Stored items
= = =
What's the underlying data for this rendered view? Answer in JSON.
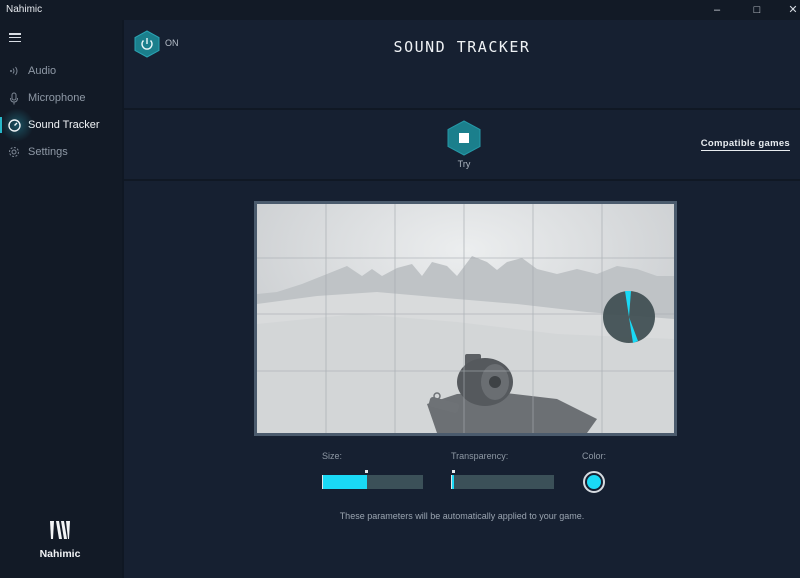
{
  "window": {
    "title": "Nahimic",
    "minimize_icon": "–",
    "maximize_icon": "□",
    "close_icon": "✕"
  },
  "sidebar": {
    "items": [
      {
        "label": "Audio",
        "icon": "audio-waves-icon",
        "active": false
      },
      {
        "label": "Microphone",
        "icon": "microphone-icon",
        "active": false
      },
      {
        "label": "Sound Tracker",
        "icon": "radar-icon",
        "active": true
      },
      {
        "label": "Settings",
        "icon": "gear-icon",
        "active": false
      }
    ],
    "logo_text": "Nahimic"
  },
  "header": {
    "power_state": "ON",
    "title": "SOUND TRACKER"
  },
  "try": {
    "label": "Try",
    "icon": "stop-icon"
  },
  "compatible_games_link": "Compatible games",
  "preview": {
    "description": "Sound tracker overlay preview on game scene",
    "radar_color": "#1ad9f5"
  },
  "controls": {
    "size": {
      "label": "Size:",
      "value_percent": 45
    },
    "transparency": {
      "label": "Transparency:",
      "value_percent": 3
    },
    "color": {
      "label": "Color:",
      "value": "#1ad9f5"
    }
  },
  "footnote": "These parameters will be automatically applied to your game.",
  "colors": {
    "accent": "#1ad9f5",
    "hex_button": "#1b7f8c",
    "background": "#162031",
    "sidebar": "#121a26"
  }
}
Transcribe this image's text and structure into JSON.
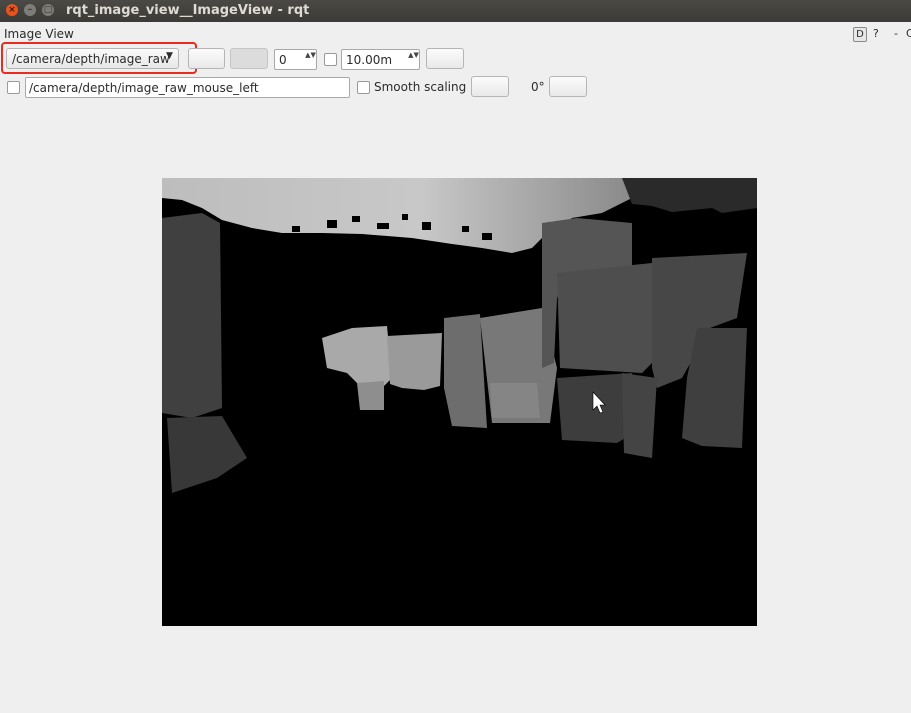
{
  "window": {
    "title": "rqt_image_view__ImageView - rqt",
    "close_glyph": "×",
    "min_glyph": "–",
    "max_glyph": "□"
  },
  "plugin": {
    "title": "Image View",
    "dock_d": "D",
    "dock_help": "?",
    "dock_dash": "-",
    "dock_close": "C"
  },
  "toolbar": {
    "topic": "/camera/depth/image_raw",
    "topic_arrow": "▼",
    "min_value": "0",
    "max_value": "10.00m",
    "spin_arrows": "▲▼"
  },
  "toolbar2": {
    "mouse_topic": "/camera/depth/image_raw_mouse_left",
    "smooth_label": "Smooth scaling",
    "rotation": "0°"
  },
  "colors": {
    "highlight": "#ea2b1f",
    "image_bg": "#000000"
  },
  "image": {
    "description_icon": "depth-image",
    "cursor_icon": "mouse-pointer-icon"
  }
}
= = =
**Problem requirements**. Copy the material above exactly and drop the pictures.

**Exercise answer**.
What's the underlying data for this rendered view? Answer in JSON.
{
  "window": {
    "title": "Nahimic",
    "minimize_icon": "–",
    "maximize_icon": "□",
    "close_icon": "✕"
  },
  "sidebar": {
    "items": [
      {
        "label": "Audio",
        "icon": "audio-waves-icon",
        "active": false
      },
      {
        "label": "Microphone",
        "icon": "microphone-icon",
        "active": false
      },
      {
        "label": "Sound Tracker",
        "icon": "radar-icon",
        "active": true
      },
      {
        "label": "Settings",
        "icon": "gear-icon",
        "active": false
      }
    ],
    "logo_text": "Nahimic"
  },
  "header": {
    "power_state": "ON",
    "title": "SOUND TRACKER"
  },
  "try": {
    "label": "Try",
    "icon": "stop-icon"
  },
  "compatible_games_link": "Compatible games",
  "preview": {
    "description": "Sound tracker overlay preview on game scene",
    "radar_color": "#1ad9f5"
  },
  "controls": {
    "size": {
      "label": "Size:",
      "value_percent": 45
    },
    "transparency": {
      "label": "Transparency:",
      "value_percent": 3
    },
    "color": {
      "label": "Color:",
      "value": "#1ad9f5"
    }
  },
  "footnote": "These parameters will be automatically applied to your game.",
  "colors": {
    "accent": "#1ad9f5",
    "hex_button": "#1b7f8c",
    "background": "#162031",
    "sidebar": "#121a26"
  }
}
Transcribe this image's text and structure into JSON.
{
  "window": {
    "title": "rqt_image_view__ImageView - rqt",
    "close_glyph": "×",
    "min_glyph": "–",
    "max_glyph": "□"
  },
  "plugin": {
    "title": "Image View",
    "dock_d": "D",
    "dock_help": "?",
    "dock_dash": "-",
    "dock_close": "C"
  },
  "toolbar": {
    "topic": "/camera/depth/image_raw",
    "topic_arrow": "▼",
    "min_value": "0",
    "max_value": "10.00m",
    "spin_arrows": "▲▼"
  },
  "toolbar2": {
    "mouse_topic": "/camera/depth/image_raw_mouse_left",
    "smooth_label": "Smooth scaling",
    "rotation": "0°"
  },
  "colors": {
    "highlight": "#ea2b1f",
    "image_bg": "#000000"
  },
  "image": {
    "description_icon": "depth-image",
    "cursor_icon": "mouse-pointer-icon"
  }
}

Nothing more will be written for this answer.